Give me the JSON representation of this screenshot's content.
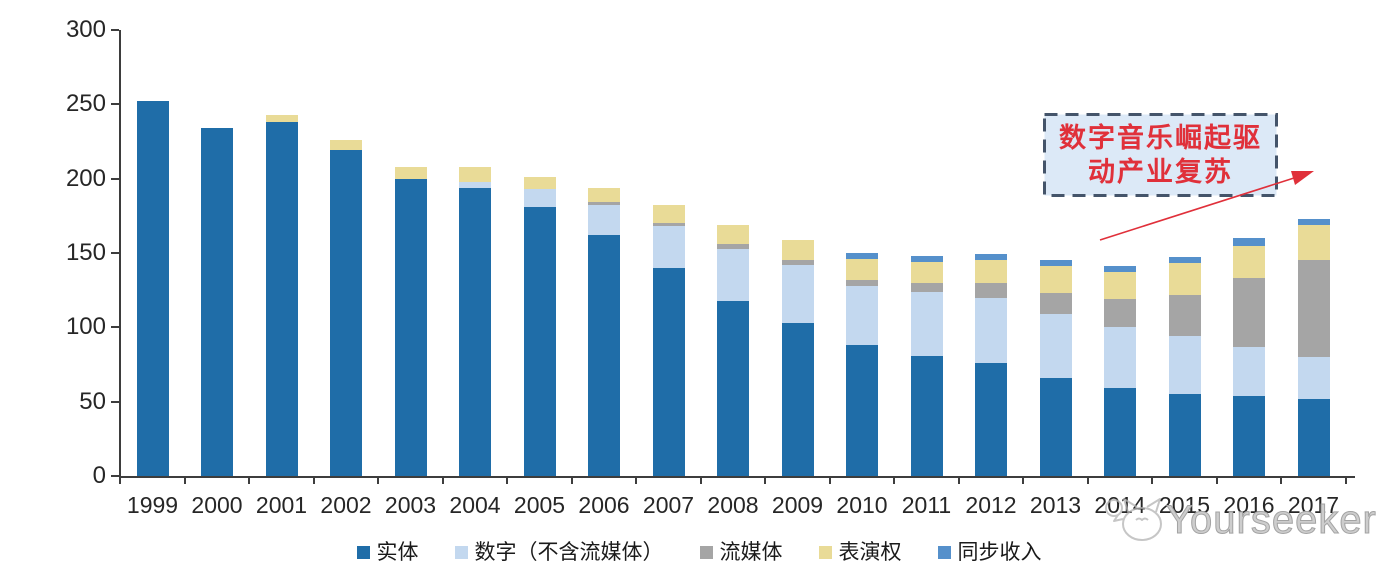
{
  "chart_data": {
    "type": "bar",
    "stacked": true,
    "title": "",
    "xlabel": "",
    "ylabel": "",
    "categories": [
      "1999",
      "2000",
      "2001",
      "2002",
      "2003",
      "2004",
      "2005",
      "2006",
      "2007",
      "2008",
      "2009",
      "2010",
      "2011",
      "2012",
      "2013",
      "2014",
      "2015",
      "2016",
      "2017"
    ],
    "series": [
      {
        "name": "实体",
        "color": "#1F6DA8",
        "values": [
          252,
          234,
          238,
          219,
          200,
          194,
          181,
          162,
          140,
          118,
          103,
          88,
          81,
          76,
          66,
          59,
          55,
          54,
          52
        ]
      },
      {
        "name": "数字（不含流媒体）",
        "color": "#C3D8EF",
        "values": [
          0,
          0,
          0,
          0,
          0,
          4,
          12,
          20,
          28,
          35,
          39,
          40,
          43,
          44,
          43,
          41,
          39,
          33,
          28
        ]
      },
      {
        "name": "流媒体",
        "color": "#A5A5A5",
        "values": [
          0,
          0,
          0,
          0,
          0,
          0,
          0,
          2,
          2,
          3,
          3,
          4,
          6,
          10,
          14,
          19,
          28,
          46,
          65
        ]
      },
      {
        "name": "表演权",
        "color": "#E9DB97",
        "values": [
          0,
          0,
          5,
          7,
          8,
          10,
          8,
          10,
          12,
          13,
          14,
          14,
          14,
          15,
          18,
          18,
          21,
          22,
          24
        ]
      },
      {
        "name": "同步收入",
        "color": "#5590CB",
        "values": [
          0,
          0,
          0,
          0,
          0,
          0,
          0,
          0,
          0,
          0,
          0,
          4,
          4,
          4,
          4,
          4,
          4,
          5,
          4
        ]
      }
    ],
    "ylim": [
      0,
      300
    ],
    "yticks": [
      0,
      50,
      100,
      150,
      200,
      250,
      300
    ],
    "grid": false,
    "legend_position": "bottom"
  },
  "annotation": {
    "line1": "数字音乐崛起驱",
    "line2": "动产业复苏",
    "text_color": "#E0303A",
    "border_color": "#44546A",
    "fill_color": "#DCE9F7",
    "arrow_color": "#E0303A"
  },
  "watermark": {
    "text": "Yourseeker",
    "logo": "cat-logo-icon"
  }
}
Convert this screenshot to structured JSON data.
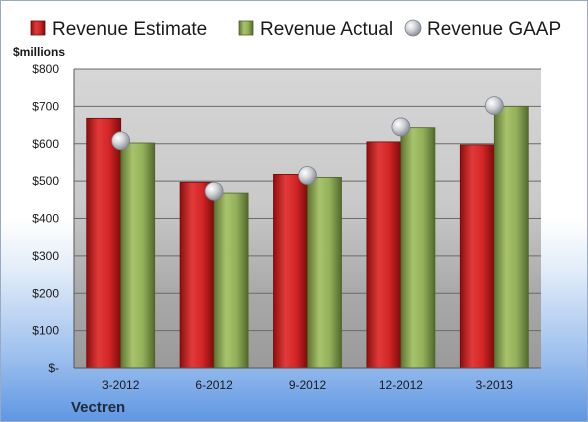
{
  "chart_data": {
    "type": "bar",
    "title": "",
    "company": "Vectren",
    "unit_label": "$millions",
    "categories": [
      "3-2012",
      "6-2012",
      "9-2012",
      "12-2012",
      "3-2013"
    ],
    "series": [
      {
        "name": "Revenue Estimate",
        "kind": "bar",
        "color": "#cc1f1f",
        "values": [
          668,
          497,
          518,
          605,
          597
        ]
      },
      {
        "name": "Revenue Actual",
        "kind": "bar",
        "color": "#8ba652",
        "values": [
          602,
          468,
          510,
          643,
          700
        ]
      },
      {
        "name": "Revenue GAAP",
        "kind": "marker",
        "color": "#b8bcc4",
        "values": [
          608,
          473,
          515,
          645,
          702
        ]
      }
    ],
    "ylim": [
      0,
      800
    ],
    "yticks": [
      0,
      100,
      200,
      300,
      400,
      500,
      600,
      700,
      800
    ],
    "ytick_labels": [
      "$-",
      "$100",
      "$200",
      "$300",
      "$400",
      "$500",
      "$600",
      "$700",
      "$800"
    ],
    "grid": true,
    "legend_position": "top"
  }
}
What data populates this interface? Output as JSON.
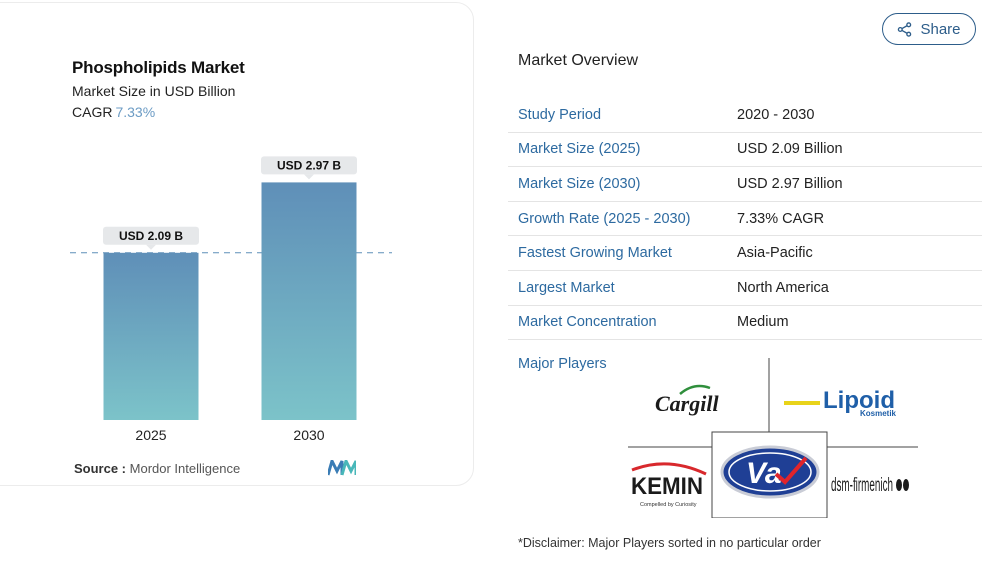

****************************************

### Goal
Pictures appear in the records above. Output everything except them, exactly.

### Problem solution
Give me the JSON representation of this screenshot's content.
{
  "chart_data": {
    "type": "bar",
    "stacked": true,
    "title": "",
    "xlabel": "",
    "ylabel": "",
    "categories": [
      "1999",
      "2000",
      "2001",
      "2002",
      "2003",
      "2004",
      "2005",
      "2006",
      "2007",
      "2008",
      "2009",
      "2010",
      "2011",
      "2012",
      "2013",
      "2014",
      "2015",
      "2016",
      "2017"
    ],
    "series": [
      {
        "name": "实体",
        "color": "#1F6DA8",
        "values": [
          252,
          234,
          238,
          219,
          200,
          194,
          181,
          162,
          140,
          118,
          103,
          88,
          81,
          76,
          66,
          59,
          55,
          54,
          52
        ]
      },
      {
        "name": "数字（不含流媒体）",
        "color": "#C3D8EF",
        "values": [
          0,
          0,
          0,
          0,
          0,
          4,
          12,
          20,
          28,
          35,
          39,
          40,
          43,
          44,
          43,
          41,
          39,
          33,
          28
        ]
      },
      {
        "name": "流媒体",
        "color": "#A5A5A5",
        "values": [
          0,
          0,
          0,
          0,
          0,
          0,
          0,
          2,
          2,
          3,
          3,
          4,
          6,
          10,
          14,
          19,
          28,
          46,
          65
        ]
      },
      {
        "name": "表演权",
        "color": "#E9DB97",
        "values": [
          0,
          0,
          5,
          7,
          8,
          10,
          8,
          10,
          12,
          13,
          14,
          14,
          14,
          15,
          18,
          18,
          21,
          22,
          24
        ]
      },
      {
        "name": "同步收入",
        "color": "#5590CB",
        "values": [
          0,
          0,
          0,
          0,
          0,
          0,
          0,
          0,
          0,
          0,
          0,
          4,
          4,
          4,
          4,
          4,
          4,
          5,
          4
        ]
      }
    ],
    "ylim": [
      0,
      300
    ],
    "yticks": [
      0,
      50,
      100,
      150,
      200,
      250,
      300
    ],
    "grid": false,
    "legend_position": "bottom"
  },
  "annotation": {
    "line1": "数字音乐崛起驱",
    "line2": "动产业复苏",
    "text_color": "#E0303A",
    "border_color": "#44546A",
    "fill_color": "#DCE9F7",
    "arrow_color": "#E0303A"
  },
  "watermark": {
    "text": "Yourseeker",
    "logo": "cat-logo-icon"
  }
}
Convert this screenshot to structured JSON data.
{
  "chart_data": {
    "type": "bar",
    "title": "",
    "company": "Vectren",
    "unit_label": "$millions",
    "categories": [
      "3-2012",
      "6-2012",
      "9-2012",
      "12-2012",
      "3-2013"
    ],
    "series": [
      {
        "name": "Revenue Estimate",
        "kind": "bar",
        "color": "#cc1f1f",
        "values": [
          668,
          497,
          518,
          605,
          597
        ]
      },
      {
        "name": "Revenue Actual",
        "kind": "bar",
        "color": "#8ba652",
        "values": [
          602,
          468,
          510,
          643,
          700
        ]
      },
      {
        "name": "Revenue GAAP",
        "kind": "marker",
        "color": "#b8bcc4",
        "values": [
          608,
          473,
          515,
          645,
          702
        ]
      }
    ],
    "ylim": [
      0,
      800
    ],
    "yticks": [
      0,
      100,
      200,
      300,
      400,
      500,
      600,
      700,
      800
    ],
    "ytick_labels": [
      "$-",
      "$100",
      "$200",
      "$300",
      "$400",
      "$500",
      "$600",
      "$700",
      "$800"
    ],
    "grid": true,
    "legend_position": "top"
  }
}
What data populates this interface? Output as JSON.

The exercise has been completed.